Problem description: Reproduce all of the data exactly.

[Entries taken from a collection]
◆ ◆ ◆

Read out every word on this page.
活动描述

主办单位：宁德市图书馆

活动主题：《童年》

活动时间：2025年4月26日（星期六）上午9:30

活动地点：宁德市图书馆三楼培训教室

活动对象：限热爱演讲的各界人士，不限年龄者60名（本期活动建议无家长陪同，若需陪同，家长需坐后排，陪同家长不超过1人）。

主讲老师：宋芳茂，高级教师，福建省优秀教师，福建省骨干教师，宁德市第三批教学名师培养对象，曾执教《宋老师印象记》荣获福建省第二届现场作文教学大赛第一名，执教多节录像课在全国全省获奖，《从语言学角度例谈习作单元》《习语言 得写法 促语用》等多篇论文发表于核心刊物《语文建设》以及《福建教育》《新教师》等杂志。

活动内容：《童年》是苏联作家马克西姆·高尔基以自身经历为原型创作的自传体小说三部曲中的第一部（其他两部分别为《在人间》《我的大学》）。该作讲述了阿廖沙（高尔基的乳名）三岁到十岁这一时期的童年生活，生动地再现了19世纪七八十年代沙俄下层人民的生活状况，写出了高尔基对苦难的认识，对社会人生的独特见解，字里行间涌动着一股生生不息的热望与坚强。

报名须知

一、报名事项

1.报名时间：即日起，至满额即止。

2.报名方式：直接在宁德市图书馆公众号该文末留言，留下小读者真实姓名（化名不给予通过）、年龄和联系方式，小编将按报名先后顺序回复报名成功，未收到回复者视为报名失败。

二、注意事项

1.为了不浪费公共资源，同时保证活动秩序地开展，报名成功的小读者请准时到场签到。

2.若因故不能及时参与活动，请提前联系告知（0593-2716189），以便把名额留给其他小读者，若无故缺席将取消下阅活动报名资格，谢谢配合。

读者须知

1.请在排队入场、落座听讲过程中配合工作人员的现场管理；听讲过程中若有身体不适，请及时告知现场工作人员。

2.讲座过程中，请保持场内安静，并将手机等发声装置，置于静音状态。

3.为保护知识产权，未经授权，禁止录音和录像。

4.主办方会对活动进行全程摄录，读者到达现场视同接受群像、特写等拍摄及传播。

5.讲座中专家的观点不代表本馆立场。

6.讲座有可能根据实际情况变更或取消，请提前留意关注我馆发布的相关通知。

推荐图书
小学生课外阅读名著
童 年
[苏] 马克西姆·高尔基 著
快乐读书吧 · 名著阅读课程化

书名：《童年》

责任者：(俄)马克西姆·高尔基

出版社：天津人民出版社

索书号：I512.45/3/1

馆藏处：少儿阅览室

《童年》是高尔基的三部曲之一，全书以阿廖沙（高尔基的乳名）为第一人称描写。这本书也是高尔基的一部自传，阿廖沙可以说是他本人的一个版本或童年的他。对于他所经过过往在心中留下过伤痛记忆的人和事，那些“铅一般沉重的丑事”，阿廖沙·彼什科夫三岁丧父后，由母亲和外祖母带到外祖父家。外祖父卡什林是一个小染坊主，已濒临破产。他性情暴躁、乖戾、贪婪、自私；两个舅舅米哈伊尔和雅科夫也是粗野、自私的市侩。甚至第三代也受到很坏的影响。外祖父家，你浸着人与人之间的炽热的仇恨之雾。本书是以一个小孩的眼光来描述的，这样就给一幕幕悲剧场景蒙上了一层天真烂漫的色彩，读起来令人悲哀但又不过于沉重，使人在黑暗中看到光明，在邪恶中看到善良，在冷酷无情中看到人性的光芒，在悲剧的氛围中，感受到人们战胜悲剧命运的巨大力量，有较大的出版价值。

◆ ◆ ◆

Answer to this problem:
Read out every word on this page.
活动描述

主办单位：宁德市图书馆

活动主题：《童年》

活动时间：2025年4月26日（星期六）上午9:30

活动地点：宁德市图书馆三楼培训教室

活动对象：限热爱演讲的各界人士，不限年龄者60名（本期活动建议无家长陪同，若需陪同，家长需坐后排，陪同家长不超过1人）。

主讲老师：宋芳茂，高级教师，福建省优秀教师，福建省骨干教师，宁德市第三批教学名师培养对象，曾执教《宋老师印象记》荣获福建省第二届现场作文教学大赛第一名，执教多节录像课在全国全省获奖，《从语言学角度例谈习作单元》《习语言 得写法 促语用》等多篇论文发表于核心刊物《语文建设》以及《福建教育》《新教师》等杂志。

活动内容：《童年》是苏联作家马克西姆·高尔基以自身经历为原型创作的自传体小说三部曲中的第一部（其他两部分别为《在人间》《我的大学》）。该作讲述了阿廖沙（高尔基的乳名）三岁到十岁这一时期的童年生活，生动地再现了19世纪七八十年代沙俄下层人民的生活状况，写出了高尔基对苦难的认识，对社会人生的独特见解，字里行间涌动着一股生生不息的热望与坚强。

报名须知

一、报名事项

1.报名时间：即日起，至满额即止。

2.报名方式：直接在宁德市图书馆公众号该文末留言，留下小读者真实姓名（化名不给予通过）、年龄和联系方式，小编将按报名先后顺序回复报名成功，未收到回复者视为报名失败。

二、注意事项

1.为了不浪费公共资源，同时保证活动秩序地开展，报名成功的小读者请准时到场签到。

2.若因故不能及时参与活动，请提前联系告知（0593-2716189），以便把名额留给其他小读者，若无故缺席将取消下阅活动报名资格，谢谢配合。

读者须知

1.请在排队入场、落座听讲过程中配合工作人员的现场管理；听讲过程中若有身体不适，请及时告知现场工作人员。

2.讲座过程中，请保持场内安静，并将手机等发声装置，置于静音状态。

3.为保护知识产权，未经授权，禁止录音和录像。

4.主办方会对活动进行全程摄录，读者到达现场视同接受群像、特写等拍摄及传播。

5.讲座中专家的观点不代表本馆立场。

6.讲座有可能根据实际情况变更或取消，请提前留意关注我馆发布的相关通知。

推荐图书
小学生课外阅读名著
童 年
[苏] 马克西姆·高尔基 著
快乐读书吧 · 名著阅读课程化

书名：《童年》

责任者：(俄)马克西姆·高尔基

出版社：天津人民出版社

索书号：I512.45/3/1

馆藏处：少儿阅览室

《童年》是高尔基的三部曲之一，全书以阿廖沙（高尔基的乳名）为第一人称描写。这本书也是高尔基的一部自传，阿廖沙可以说是他本人的一个版本或童年的他。对于他所经过过往在心中留下过伤痛记忆的人和事，那些“铅一般沉重的丑事”，阿廖沙·彼什科夫三岁丧父后，由母亲和外祖母带到外祖父家。外祖父卡什林是一个小染坊主，已濒临破产。他性情暴躁、乖戾、贪婪、自私；两个舅舅米哈伊尔和雅科夫也是粗野、自私的市侩。甚至第三代也受到很坏的影响。外祖父家，你浸着人与人之间的炽热的仇恨之雾。本书是以一个小孩的眼光来描述的，这样就给一幕幕悲剧场景蒙上了一层天真烂漫的色彩，读起来令人悲哀但又不过于沉重，使人在黑暗中看到光明，在邪恶中看到善良，在冷酷无情中看到人性的光芒，在悲剧的氛围中，感受到人们战胜悲剧命运的巨大力量，有较大的出版价值。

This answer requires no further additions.